» **DIRECTIVE**
Please transcribe the data that follows without the pictures, keeping every word the same.

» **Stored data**

## START

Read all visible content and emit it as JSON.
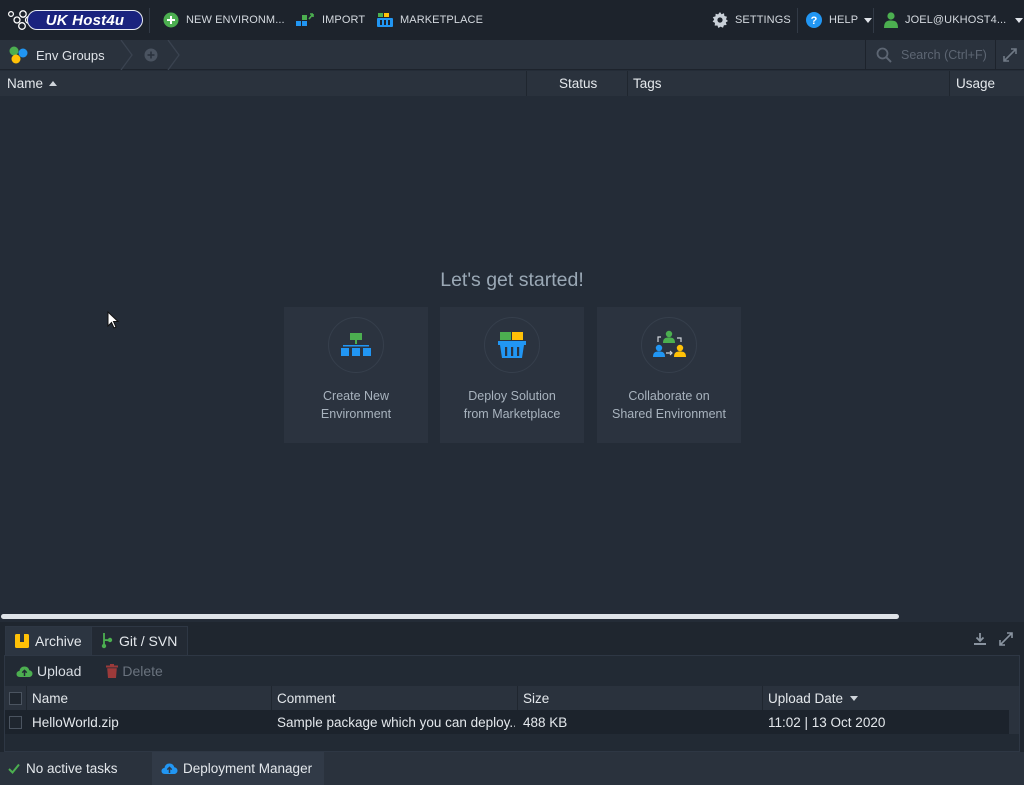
{
  "app": {
    "logo_text": "UK Host4u",
    "colors": {
      "bg": "#242c37",
      "topbar": "#1d232c",
      "accent_green": "#4caf50",
      "accent_blue": "#2196f3"
    }
  },
  "topbar": {
    "new_env_label": "NEW ENVIRONM...",
    "import_label": "IMPORT",
    "marketplace_label": "MARKETPLACE",
    "settings_label": "SETTINGS",
    "help_label": "HELP",
    "user_label": "JOEL@UKHOST4..."
  },
  "breadcrumb": {
    "root_label": "Env Groups",
    "search_placeholder": "Search (Ctrl+F)"
  },
  "grid": {
    "columns": [
      "Name",
      "Status",
      "Tags",
      "Usage"
    ]
  },
  "empty_state": {
    "heading": "Let's get started!",
    "cards": [
      {
        "line1": "Create New",
        "line2": "Environment",
        "icon": "create-environment-icon"
      },
      {
        "line1": "Deploy Solution",
        "line2": "from Marketplace",
        "icon": "marketplace-icon"
      },
      {
        "line1": "Collaborate on",
        "line2": "Shared Environment",
        "icon": "collaborate-icon"
      }
    ]
  },
  "deploy_panel": {
    "tabs": [
      "Archive",
      "Git / SVN"
    ],
    "toolbar": {
      "upload_label": "Upload",
      "delete_label": "Delete"
    },
    "columns": [
      "Name",
      "Comment",
      "Size",
      "Upload Date"
    ],
    "rows": [
      {
        "name": "HelloWorld.zip",
        "comment": "Sample package which you can deploy...",
        "size": "488 KB",
        "date": "11:02 | 13 Oct 2020"
      }
    ]
  },
  "statusbar": {
    "tasks_label": "No active tasks",
    "deployment_label": "Deployment Manager"
  }
}
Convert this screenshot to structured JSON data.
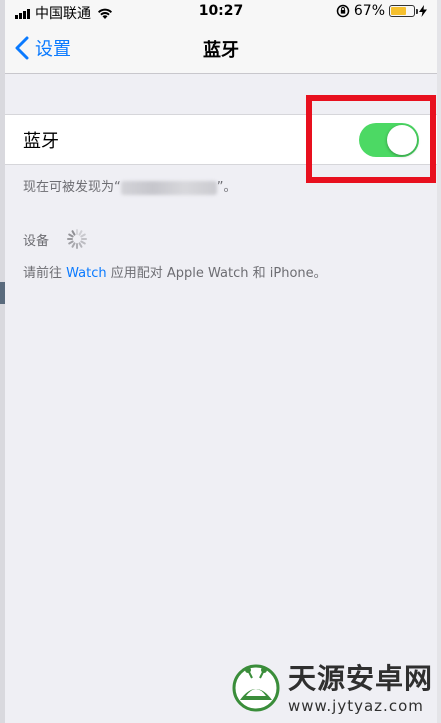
{
  "status_bar": {
    "carrier": "中国联通",
    "time": "10:27",
    "battery_percent": "67%",
    "battery_level": 0.67,
    "icons": [
      "signal-icon",
      "wifi-icon",
      "rotation-lock-icon",
      "battery-icon",
      "charging-icon"
    ]
  },
  "nav": {
    "back_label": "设置",
    "title": "蓝牙"
  },
  "bluetooth": {
    "label": "蓝牙",
    "enabled": true,
    "toggle_color": "#4cd964",
    "discoverable_prefix": "现在可被发现为“",
    "discoverable_suffix": "”。"
  },
  "devices": {
    "header": "设备"
  },
  "watch_note": {
    "prefix": "请前往 ",
    "link": "Watch",
    "suffix": " 应用配对 Apple Watch 和 iPhone。"
  },
  "watermark": {
    "name": "天源安卓网",
    "url": "www.jytyaz.com"
  },
  "colors": {
    "accent": "#0a7aff",
    "highlight": "#e8101e",
    "background": "#efeff4"
  }
}
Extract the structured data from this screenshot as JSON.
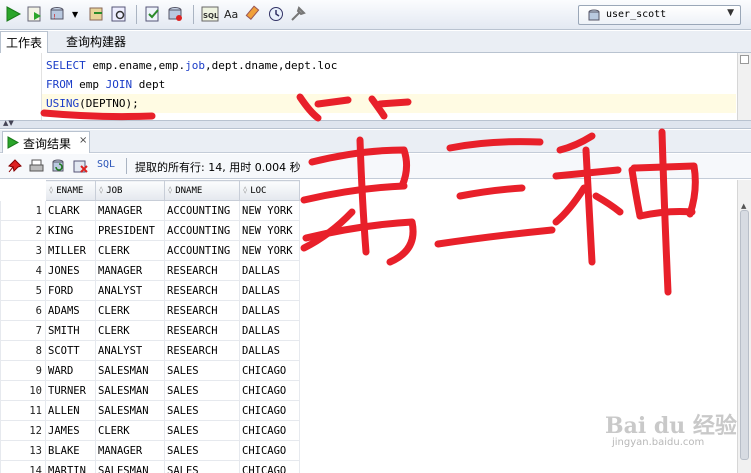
{
  "toolbar": {
    "connection": "user_scott",
    "buttons": [
      "run-statement",
      "run-script",
      "commit",
      "rollback",
      "explain-plan",
      "autotrace",
      "clear",
      "sql-tuning",
      "to-upper-lower",
      "clear-eraser",
      "sql-history",
      "tools"
    ]
  },
  "tabs": {
    "worksheet": "工作表",
    "query_builder": "查询构建器"
  },
  "editor": {
    "line1": {
      "kw": "SELECT",
      "rest": " emp.ename,emp.",
      "kw2": "job",
      "rest2": ",dept.dname,dept.loc"
    },
    "line2": {
      "kw": "FROM",
      "rest": " emp ",
      "kw2": "JOIN",
      "rest2": " dept"
    },
    "line3": {
      "kw": "USING",
      "rest": "(DEPTNO);"
    }
  },
  "results": {
    "tab_label": "查询结果",
    "tab_close": "×",
    "sql_link": "SQL",
    "status": "提取的所有行: 14, 用时 0.004 秒",
    "columns": [
      "ENAME",
      "JOB",
      "DNAME",
      "LOC"
    ],
    "rows": [
      [
        "1",
        "CLARK",
        "MANAGER",
        "ACCOUNTING",
        "NEW YORK"
      ],
      [
        "2",
        "KING",
        "PRESIDENT",
        "ACCOUNTING",
        "NEW YORK"
      ],
      [
        "3",
        "MILLER",
        "CLERK",
        "ACCOUNTING",
        "NEW YORK"
      ],
      [
        "4",
        "JONES",
        "MANAGER",
        "RESEARCH",
        "DALLAS"
      ],
      [
        "5",
        "FORD",
        "ANALYST",
        "RESEARCH",
        "DALLAS"
      ],
      [
        "6",
        "ADAMS",
        "CLERK",
        "RESEARCH",
        "DALLAS"
      ],
      [
        "7",
        "SMITH",
        "CLERK",
        "RESEARCH",
        "DALLAS"
      ],
      [
        "8",
        "SCOTT",
        "ANALYST",
        "RESEARCH",
        "DALLAS"
      ],
      [
        "9",
        "WARD",
        "SALESMAN",
        "SALES",
        "CHICAGO"
      ],
      [
        "10",
        "TURNER",
        "SALESMAN",
        "SALES",
        "CHICAGO"
      ],
      [
        "11",
        "ALLEN",
        "SALESMAN",
        "SALES",
        "CHICAGO"
      ],
      [
        "12",
        "JAMES",
        "CLERK",
        "SALES",
        "CHICAGO"
      ],
      [
        "13",
        "BLAKE",
        "MANAGER",
        "SALES",
        "CHICAGO"
      ],
      [
        "14",
        "MARTIN",
        "SALESMAN",
        "SALES",
        "CHICAGO"
      ]
    ]
  },
  "annotation": {
    "handwritten_text": "第三种",
    "color": "#e8202a"
  },
  "watermark": {
    "brand": "Bai du 经验",
    "url": "jingyan.baidu.com"
  },
  "colors": {
    "keyword": "#1a3cc8",
    "highlight_line": "#fffbe3",
    "run_green": "#2aa52a"
  }
}
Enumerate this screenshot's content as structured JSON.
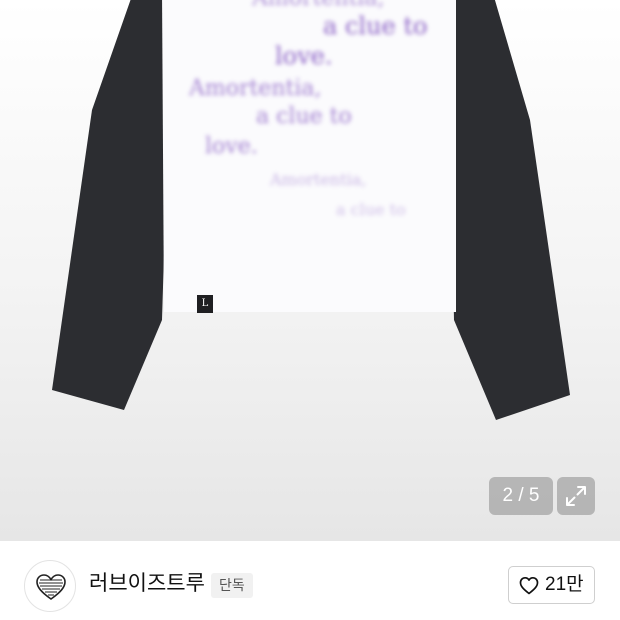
{
  "product_image": {
    "print_lines": [
      "a clue to",
      "love.",
      "Amortentia,",
      "a clue to",
      "love.",
      "Amortentia,",
      "a clue to"
    ],
    "tag_glyph": "L"
  },
  "gallery": {
    "counter": "2 / 5",
    "expand_icon": "expand-icon"
  },
  "seller": {
    "logo_icon": "brand-heart-logo",
    "name": "러브이즈트루",
    "badge": "단독"
  },
  "like": {
    "icon": "heart-outline-icon",
    "count": "21만"
  },
  "colors": {
    "sleeve": "#2c2d31",
    "print": "#8c62c6",
    "overlay": "#969696"
  }
}
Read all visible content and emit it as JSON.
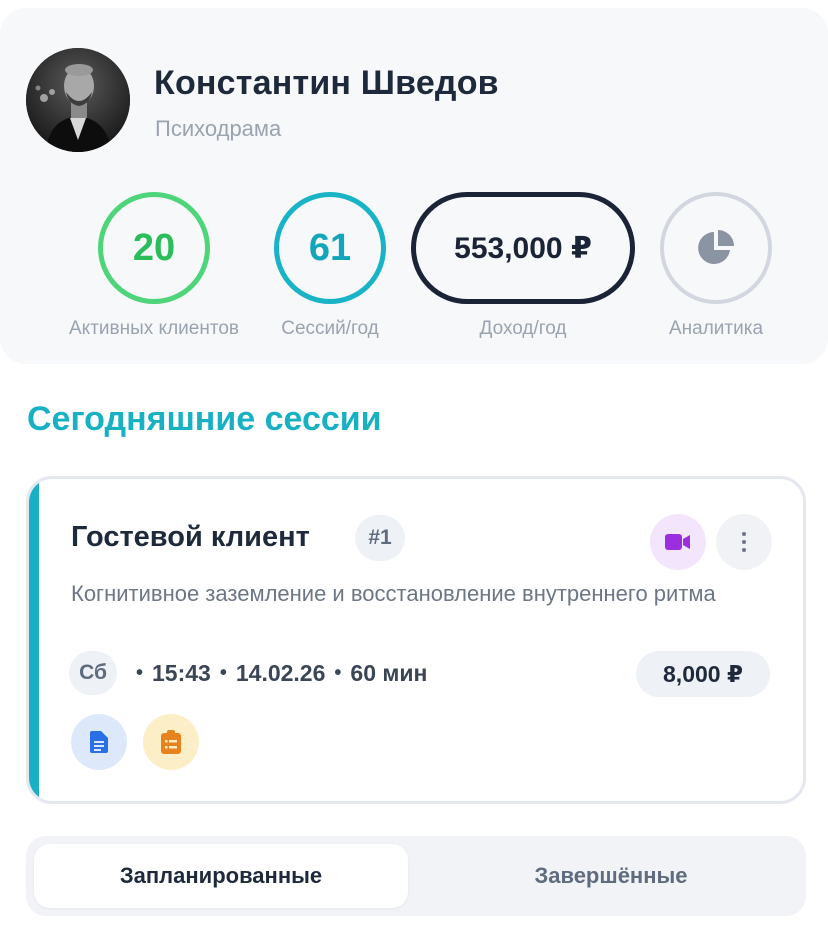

## END

» **TASK RESPONSE**
Read all visible content and emit it as JSON.
{
  "app": {
    "logo_text": "UK Host4u",
    "colors": {
      "bg": "#242c37",
      "topbar": "#1d232c",
      "accent_green": "#4caf50",
      "accent_blue": "#2196f3"
    }
  },
  "topbar": {
    "new_env_label": "NEW ENVIRONM...",
    "import_label": "IMPORT",
    "marketplace_label": "MARKETPLACE",
    "settings_label": "SETTINGS",
    "help_label": "HELP",
    "user_label": "JOEL@UKHOST4..."
  },
  "breadcrumb": {
    "root_label": "Env Groups",
    "search_placeholder": "Search (Ctrl+F)"
  },
  "grid": {
    "columns": [
      "Name",
      "Status",
      "Tags",
      "Usage"
    ]
  },
  "empty_state": {
    "heading": "Let's get started!",
    "cards": [
      {
        "line1": "Create New",
        "line2": "Environment",
        "icon": "create-environment-icon"
      },
      {
        "line1": "Deploy Solution",
        "line2": "from Marketplace",
        "icon": "marketplace-icon"
      },
      {
        "line1": "Collaborate on",
        "line2": "Shared Environment",
        "icon": "collaborate-icon"
      }
    ]
  },
  "deploy_panel": {
    "tabs": [
      "Archive",
      "Git / SVN"
    ],
    "toolbar": {
      "upload_label": "Upload",
      "delete_label": "Delete"
    },
    "columns": [
      "Name",
      "Comment",
      "Size",
      "Upload Date"
    ],
    "rows": [
      {
        "name": "HelloWorld.zip",
        "comment": "Sample package which you can deploy...",
        "size": "488 KB",
        "date": "11:02 | 13 Oct 2020"
      }
    ]
  },
  "statusbar": {
    "tasks_label": "No active tasks",
    "deployment_label": "Deployment Manager"
  }
}
Convert this screenshot to structured JSON data.
{
  "status_bar": {
    "carrier": "中国联通",
    "time": "10:27",
    "battery_percent": "67%",
    "battery_level": 0.67,
    "icons": [
      "signal-icon",
      "wifi-icon",
      "rotation-lock-icon",
      "battery-icon",
      "charging-icon"
    ]
  },
  "nav": {
    "back_label": "设置",
    "title": "蓝牙"
  },
  "bluetooth": {
    "label": "蓝牙",
    "enabled": true,
    "toggle_color": "#4cd964",
    "discoverable_prefix": "现在可被发现为“",
    "discoverable_suffix": "”。"
  },
  "devices": {
    "header": "设备"
  },
  "watch_note": {
    "prefix": "请前往 ",
    "link": "Watch",
    "suffix": " 应用配对 Apple Watch 和 iPhone。"
  },
  "watermark": {
    "name": "天源安卓网",
    "url": "www.jytyaz.com"
  },
  "colors": {
    "accent": "#0a7aff",
    "highlight": "#e8101e",
    "background": "#efeff4"
  }
}
Extract the structured data from this screenshot as JSON.
{
  "toolbar": {
    "connection": "user_scott",
    "buttons": [
      "run-statement",
      "run-script",
      "commit",
      "rollback",
      "explain-plan",
      "autotrace",
      "clear",
      "sql-tuning",
      "to-upper-lower",
      "clear-eraser",
      "sql-history",
      "tools"
    ]
  },
  "tabs": {
    "worksheet": "工作表",
    "query_builder": "查询构建器"
  },
  "editor": {
    "line1": {
      "kw": "SELECT",
      "rest": " emp.ename,emp.",
      "kw2": "job",
      "rest2": ",dept.dname,dept.loc"
    },
    "line2": {
      "kw": "FROM",
      "rest": " emp ",
      "kw2": "JOIN",
      "rest2": " dept"
    },
    "line3": {
      "kw": "USING",
      "rest": "(DEPTNO);"
    }
  },
  "results": {
    "tab_label": "查询结果",
    "tab_close": "×",
    "sql_link": "SQL",
    "status": "提取的所有行: 14, 用时 0.004 秒",
    "columns": [
      "ENAME",
      "JOB",
      "DNAME",
      "LOC"
    ],
    "rows": [
      [
        "1",
        "CLARK",
        "MANAGER",
        "ACCOUNTING",
        "NEW YORK"
      ],
      [
        "2",
        "KING",
        "PRESIDENT",
        "ACCOUNTING",
        "NEW YORK"
      ],
      [
        "3",
        "MILLER",
        "CLERK",
        "ACCOUNTING",
        "NEW YORK"
      ],
      [
        "4",
        "JONES",
        "MANAGER",
        "RESEARCH",
        "DALLAS"
      ],
      [
        "5",
        "FORD",
        "ANALYST",
        "RESEARCH",
        "DALLAS"
      ],
      [
        "6",
        "ADAMS",
        "CLERK",
        "RESEARCH",
        "DALLAS"
      ],
      [
        "7",
        "SMITH",
        "CLERK",
        "RESEARCH",
        "DALLAS"
      ],
      [
        "8",
        "SCOTT",
        "ANALYST",
        "RESEARCH",
        "DALLAS"
      ],
      [
        "9",
        "WARD",
        "SALESMAN",
        "SALES",
        "CHICAGO"
      ],
      [
        "10",
        "TURNER",
        "SALESMAN",
        "SALES",
        "CHICAGO"
      ],
      [
        "11",
        "ALLEN",
        "SALESMAN",
        "SALES",
        "CHICAGO"
      ],
      [
        "12",
        "JAMES",
        "CLERK",
        "SALES",
        "CHICAGO"
      ],
      [
        "13",
        "BLAKE",
        "MANAGER",
        "SALES",
        "CHICAGO"
      ],
      [
        "14",
        "MARTIN",
        "SALESMAN",
        "SALES",
        "CHICAGO"
      ]
    ]
  },
  "annotation": {
    "handwritten_text": "第三种",
    "color": "#e8202a"
  },
  "watermark": {
    "brand": "Bai du 经验",
    "url": "jingyan.baidu.com"
  },
  "colors": {
    "keyword": "#1a3cc8",
    "highlight_line": "#fffbe3",
    "run_green": "#2aa52a"
  }
}
Enumerate this screenshot's content as structured JSON.
{
  "product_image": {
    "print_lines": [
      "a clue to",
      "love.",
      "Amortentia,",
      "a clue to",
      "love.",
      "Amortentia,",
      "a clue to"
    ],
    "tag_glyph": "L"
  },
  "gallery": {
    "counter": "2 / 5",
    "expand_icon": "expand-icon"
  },
  "seller": {
    "logo_icon": "brand-heart-logo",
    "name": "러브이즈트루",
    "badge": "단독"
  },
  "like": {
    "icon": "heart-outline-icon",
    "count": "21만"
  },
  "colors": {
    "sleeve": "#2c2d31",
    "print": "#8c62c6",
    "overlay": "#969696"
  }
}
Read all visible content and emit it as JSON.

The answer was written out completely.